(EXERCISE REQUIREMENTS) Below is a block of records; repeat each one exactly.

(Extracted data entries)
━━━

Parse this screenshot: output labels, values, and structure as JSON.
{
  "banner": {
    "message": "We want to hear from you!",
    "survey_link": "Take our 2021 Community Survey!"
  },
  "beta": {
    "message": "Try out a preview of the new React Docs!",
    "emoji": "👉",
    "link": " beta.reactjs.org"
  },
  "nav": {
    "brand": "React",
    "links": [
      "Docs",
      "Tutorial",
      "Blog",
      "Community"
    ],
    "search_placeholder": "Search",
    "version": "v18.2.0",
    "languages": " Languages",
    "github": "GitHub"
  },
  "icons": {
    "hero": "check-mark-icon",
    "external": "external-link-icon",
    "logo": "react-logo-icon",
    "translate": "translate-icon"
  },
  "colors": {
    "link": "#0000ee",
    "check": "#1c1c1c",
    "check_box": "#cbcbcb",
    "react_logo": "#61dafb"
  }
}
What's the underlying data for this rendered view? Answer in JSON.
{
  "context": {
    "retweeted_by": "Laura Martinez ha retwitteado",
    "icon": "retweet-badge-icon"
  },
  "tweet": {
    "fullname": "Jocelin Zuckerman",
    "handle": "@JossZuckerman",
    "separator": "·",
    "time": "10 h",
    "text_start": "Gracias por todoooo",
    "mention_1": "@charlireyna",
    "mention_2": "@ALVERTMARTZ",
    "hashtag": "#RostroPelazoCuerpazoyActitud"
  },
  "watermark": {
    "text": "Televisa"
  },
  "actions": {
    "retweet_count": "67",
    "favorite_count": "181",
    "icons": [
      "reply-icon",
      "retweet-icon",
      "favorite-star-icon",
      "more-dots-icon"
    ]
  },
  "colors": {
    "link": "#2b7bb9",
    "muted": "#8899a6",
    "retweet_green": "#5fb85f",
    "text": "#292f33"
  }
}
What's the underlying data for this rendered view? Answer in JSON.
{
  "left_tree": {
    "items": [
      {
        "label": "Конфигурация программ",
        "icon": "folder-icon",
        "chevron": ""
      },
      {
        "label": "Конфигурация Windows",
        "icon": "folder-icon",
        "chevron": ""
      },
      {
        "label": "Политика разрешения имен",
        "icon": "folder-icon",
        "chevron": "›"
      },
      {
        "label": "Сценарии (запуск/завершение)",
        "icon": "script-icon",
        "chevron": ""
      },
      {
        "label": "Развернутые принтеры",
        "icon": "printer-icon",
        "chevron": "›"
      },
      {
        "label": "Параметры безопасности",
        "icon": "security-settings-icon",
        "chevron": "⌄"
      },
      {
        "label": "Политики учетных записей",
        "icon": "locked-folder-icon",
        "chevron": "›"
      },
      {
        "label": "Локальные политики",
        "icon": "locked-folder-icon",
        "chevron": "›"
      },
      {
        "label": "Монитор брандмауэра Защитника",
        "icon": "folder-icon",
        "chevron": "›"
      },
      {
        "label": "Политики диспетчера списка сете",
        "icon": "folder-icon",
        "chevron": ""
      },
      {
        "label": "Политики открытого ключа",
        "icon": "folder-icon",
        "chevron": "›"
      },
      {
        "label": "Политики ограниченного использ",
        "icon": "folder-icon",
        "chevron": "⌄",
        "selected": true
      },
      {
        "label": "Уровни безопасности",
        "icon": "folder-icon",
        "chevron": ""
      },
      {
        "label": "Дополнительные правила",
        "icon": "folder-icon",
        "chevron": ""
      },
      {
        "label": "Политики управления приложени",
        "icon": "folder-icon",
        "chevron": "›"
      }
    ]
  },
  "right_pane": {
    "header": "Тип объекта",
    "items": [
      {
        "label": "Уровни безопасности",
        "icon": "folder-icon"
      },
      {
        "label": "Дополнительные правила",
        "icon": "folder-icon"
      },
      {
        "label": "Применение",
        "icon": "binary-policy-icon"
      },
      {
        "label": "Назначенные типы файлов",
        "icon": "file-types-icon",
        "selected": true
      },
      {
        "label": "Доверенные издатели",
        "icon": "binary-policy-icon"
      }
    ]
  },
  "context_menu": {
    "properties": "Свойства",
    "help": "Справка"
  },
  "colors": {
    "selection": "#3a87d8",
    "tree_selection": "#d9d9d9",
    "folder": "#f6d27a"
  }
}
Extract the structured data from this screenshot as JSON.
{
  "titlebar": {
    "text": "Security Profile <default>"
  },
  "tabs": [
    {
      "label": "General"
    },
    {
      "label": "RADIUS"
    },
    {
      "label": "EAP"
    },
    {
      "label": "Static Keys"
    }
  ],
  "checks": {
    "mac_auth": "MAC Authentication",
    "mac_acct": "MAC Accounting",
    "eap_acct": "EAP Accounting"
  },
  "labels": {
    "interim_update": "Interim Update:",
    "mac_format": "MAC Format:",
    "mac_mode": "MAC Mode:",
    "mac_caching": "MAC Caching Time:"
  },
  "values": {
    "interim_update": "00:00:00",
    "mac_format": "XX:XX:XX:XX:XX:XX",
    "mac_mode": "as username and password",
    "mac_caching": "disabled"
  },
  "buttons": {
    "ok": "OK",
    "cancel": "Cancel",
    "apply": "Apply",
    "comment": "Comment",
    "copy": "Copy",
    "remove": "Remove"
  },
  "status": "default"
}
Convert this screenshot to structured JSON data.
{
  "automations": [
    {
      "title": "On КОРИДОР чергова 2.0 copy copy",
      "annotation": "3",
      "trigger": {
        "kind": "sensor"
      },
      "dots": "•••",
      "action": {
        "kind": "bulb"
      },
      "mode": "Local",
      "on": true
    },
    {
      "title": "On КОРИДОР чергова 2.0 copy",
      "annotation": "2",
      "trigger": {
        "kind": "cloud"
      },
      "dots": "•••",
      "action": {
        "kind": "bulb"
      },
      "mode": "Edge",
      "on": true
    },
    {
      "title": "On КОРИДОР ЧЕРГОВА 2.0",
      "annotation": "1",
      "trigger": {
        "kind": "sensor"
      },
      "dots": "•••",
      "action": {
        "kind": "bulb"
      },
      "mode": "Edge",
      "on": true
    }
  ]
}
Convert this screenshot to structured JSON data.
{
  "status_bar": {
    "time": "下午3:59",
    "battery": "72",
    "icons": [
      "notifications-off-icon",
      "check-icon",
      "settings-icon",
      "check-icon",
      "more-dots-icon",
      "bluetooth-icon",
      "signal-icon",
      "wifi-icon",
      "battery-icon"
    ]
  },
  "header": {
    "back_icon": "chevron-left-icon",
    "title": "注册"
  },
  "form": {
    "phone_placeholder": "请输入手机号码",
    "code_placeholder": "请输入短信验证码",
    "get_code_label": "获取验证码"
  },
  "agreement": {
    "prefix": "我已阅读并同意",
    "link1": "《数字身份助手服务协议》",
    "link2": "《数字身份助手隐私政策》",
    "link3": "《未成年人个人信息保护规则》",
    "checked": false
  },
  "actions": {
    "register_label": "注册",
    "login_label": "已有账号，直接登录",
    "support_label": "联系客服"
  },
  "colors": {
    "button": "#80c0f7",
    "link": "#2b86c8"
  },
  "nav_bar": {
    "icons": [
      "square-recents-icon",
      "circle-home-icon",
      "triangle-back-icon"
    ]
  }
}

━━━

(COMPLETE RESPONSE)
Parse this screenshot: output labels, values, and structure as JSON.
{
  "banner": {
    "message": "We want to hear from you!",
    "survey_link": "Take our 2021 Community Survey!"
  },
  "beta": {
    "message": "Try out a preview of the new React Docs!",
    "emoji": "👉",
    "link": " beta.reactjs.org"
  },
  "nav": {
    "brand": "React",
    "links": [
      "Docs",
      "Tutorial",
      "Blog",
      "Community"
    ],
    "search_placeholder": "Search",
    "version": "v18.2.0",
    "languages": " Languages",
    "github": "GitHub"
  },
  "icons": {
    "hero": "check-mark-icon",
    "external": "external-link-icon",
    "logo": "react-logo-icon",
    "translate": "translate-icon"
  },
  "colors": {
    "link": "#0000ee",
    "check": "#1c1c1c",
    "check_box": "#cbcbcb",
    "react_logo": "#61dafb"
  }
}
What's the underlying data for this rendered view? Answer in JSON.
{
  "context": {
    "retweeted_by": "Laura Martinez ha retwitteado",
    "icon": "retweet-badge-icon"
  },
  "tweet": {
    "fullname": "Jocelin Zuckerman",
    "handle": "@JossZuckerman",
    "separator": "·",
    "time": "10 h",
    "text_start": "Gracias por todoooo",
    "mention_1": "@charlireyna",
    "mention_2": "@ALVERTMARTZ",
    "hashtag": "#RostroPelazoCuerpazoyActitud"
  },
  "watermark": {
    "text": "Televisa"
  },
  "actions": {
    "retweet_count": "67",
    "favorite_count": "181",
    "icons": [
      "reply-icon",
      "retweet-icon",
      "favorite-star-icon",
      "more-dots-icon"
    ]
  },
  "colors": {
    "link": "#2b7bb9",
    "muted": "#8899a6",
    "retweet_green": "#5fb85f",
    "text": "#292f33"
  }
}
What's the underlying data for this rendered view? Answer in JSON.
{
  "left_tree": {
    "items": [
      {
        "label": "Конфигурация программ",
        "icon": "folder-icon",
        "chevron": ""
      },
      {
        "label": "Конфигурация Windows",
        "icon": "folder-icon",
        "chevron": ""
      },
      {
        "label": "Политика разрешения имен",
        "icon": "folder-icon",
        "chevron": "›"
      },
      {
        "label": "Сценарии (запуск/завершение)",
        "icon": "script-icon",
        "chevron": ""
      },
      {
        "label": "Развернутые принтеры",
        "icon": "printer-icon",
        "chevron": "›"
      },
      {
        "label": "Параметры безопасности",
        "icon": "security-settings-icon",
        "chevron": "⌄"
      },
      {
        "label": "Политики учетных записей",
        "icon": "locked-folder-icon",
        "chevron": "›"
      },
      {
        "label": "Локальные политики",
        "icon": "locked-folder-icon",
        "chevron": "›"
      },
      {
        "label": "Монитор брандмауэра Защитника",
        "icon": "folder-icon",
        "chevron": "›"
      },
      {
        "label": "Политики диспетчера списка сете",
        "icon": "folder-icon",
        "chevron": ""
      },
      {
        "label": "Политики открытого ключа",
        "icon": "folder-icon",
        "chevron": "›"
      },
      {
        "label": "Политики ограниченного использ",
        "icon": "folder-icon",
        "chevron": "⌄",
        "selected": true
      },
      {
        "label": "Уровни безопасности",
        "icon": "folder-icon",
        "chevron": ""
      },
      {
        "label": "Дополнительные правила",
        "icon": "folder-icon",
        "chevron": ""
      },
      {
        "label": "Политики управления приложени",
        "icon": "folder-icon",
        "chevron": "›"
      }
    ]
  },
  "right_pane": {
    "header": "Тип объекта",
    "items": [
      {
        "label": "Уровни безопасности",
        "icon": "folder-icon"
      },
      {
        "label": "Дополнительные правила",
        "icon": "folder-icon"
      },
      {
        "label": "Применение",
        "icon": "binary-policy-icon"
      },
      {
        "label": "Назначенные типы файлов",
        "icon": "file-types-icon",
        "selected": true
      },
      {
        "label": "Доверенные издатели",
        "icon": "binary-policy-icon"
      }
    ]
  },
  "context_menu": {
    "properties": "Свойства",
    "help": "Справка"
  },
  "colors": {
    "selection": "#3a87d8",
    "tree_selection": "#d9d9d9",
    "folder": "#f6d27a"
  }
}
Extract the structured data from this screenshot as JSON.
{
  "titlebar": {
    "text": "Security Profile <default>"
  },
  "tabs": [
    {
      "label": "General"
    },
    {
      "label": "RADIUS"
    },
    {
      "label": "EAP"
    },
    {
      "label": "Static Keys"
    }
  ],
  "checks": {
    "mac_auth": "MAC Authentication",
    "mac_acct": "MAC Accounting",
    "eap_acct": "EAP Accounting"
  },
  "labels": {
    "interim_update": "Interim Update:",
    "mac_format": "MAC Format:",
    "mac_mode": "MAC Mode:",
    "mac_caching": "MAC Caching Time:"
  },
  "values": {
    "interim_update": "00:00:00",
    "mac_format": "XX:XX:XX:XX:XX:XX",
    "mac_mode": "as username and password",
    "mac_caching": "disabled"
  },
  "buttons": {
    "ok": "OK",
    "cancel": "Cancel",
    "apply": "Apply",
    "comment": "Comment",
    "copy": "Copy",
    "remove": "Remove"
  },
  "status": "default"
}
Convert this screenshot to structured JSON data.
{
  "automations": [
    {
      "title": "On КОРИДОР чергова 2.0 copy copy",
      "annotation": "3",
      "trigger": {
        "kind": "sensor"
      },
      "dots": "•••",
      "action": {
        "kind": "bulb"
      },
      "mode": "Local",
      "on": true
    },
    {
      "title": "On КОРИДОР чергова 2.0 copy",
      "annotation": "2",
      "trigger": {
        "kind": "cloud"
      },
      "dots": "•••",
      "action": {
        "kind": "bulb"
      },
      "mode": "Edge",
      "on": true
    },
    {
      "title": "On КОРИДОР ЧЕРГОВА 2.0",
      "annotation": "1",
      "trigger": {
        "kind": "sensor"
      },
      "dots": "•••",
      "action": {
        "kind": "bulb"
      },
      "mode": "Edge",
      "on": true
    }
  ]
}
Convert this screenshot to structured JSON data.
{
  "status_bar": {
    "time": "下午3:59",
    "battery": "72",
    "icons": [
      "notifications-off-icon",
      "check-icon",
      "settings-icon",
      "check-icon",
      "more-dots-icon",
      "bluetooth-icon",
      "signal-icon",
      "wifi-icon",
      "battery-icon"
    ]
  },
  "header": {
    "back_icon": "chevron-left-icon",
    "title": "注册"
  },
  "form": {
    "phone_placeholder": "请输入手机号码",
    "code_placeholder": "请输入短信验证码",
    "get_code_label": "获取验证码"
  },
  "agreement": {
    "prefix": "我已阅读并同意",
    "link1": "《数字身份助手服务协议》",
    "link2": "《数字身份助手隐私政策》",
    "link3": "《未成年人个人信息保护规则》",
    "checked": false
  },
  "actions": {
    "register_label": "注册",
    "login_label": "已有账号，直接登录",
    "support_label": "联系客服"
  },
  "colors": {
    "button": "#80c0f7",
    "link": "#2b86c8"
  },
  "nav_bar": {
    "icons": [
      "square-recents-icon",
      "circle-home-icon",
      "triangle-back-icon"
    ]
  }
}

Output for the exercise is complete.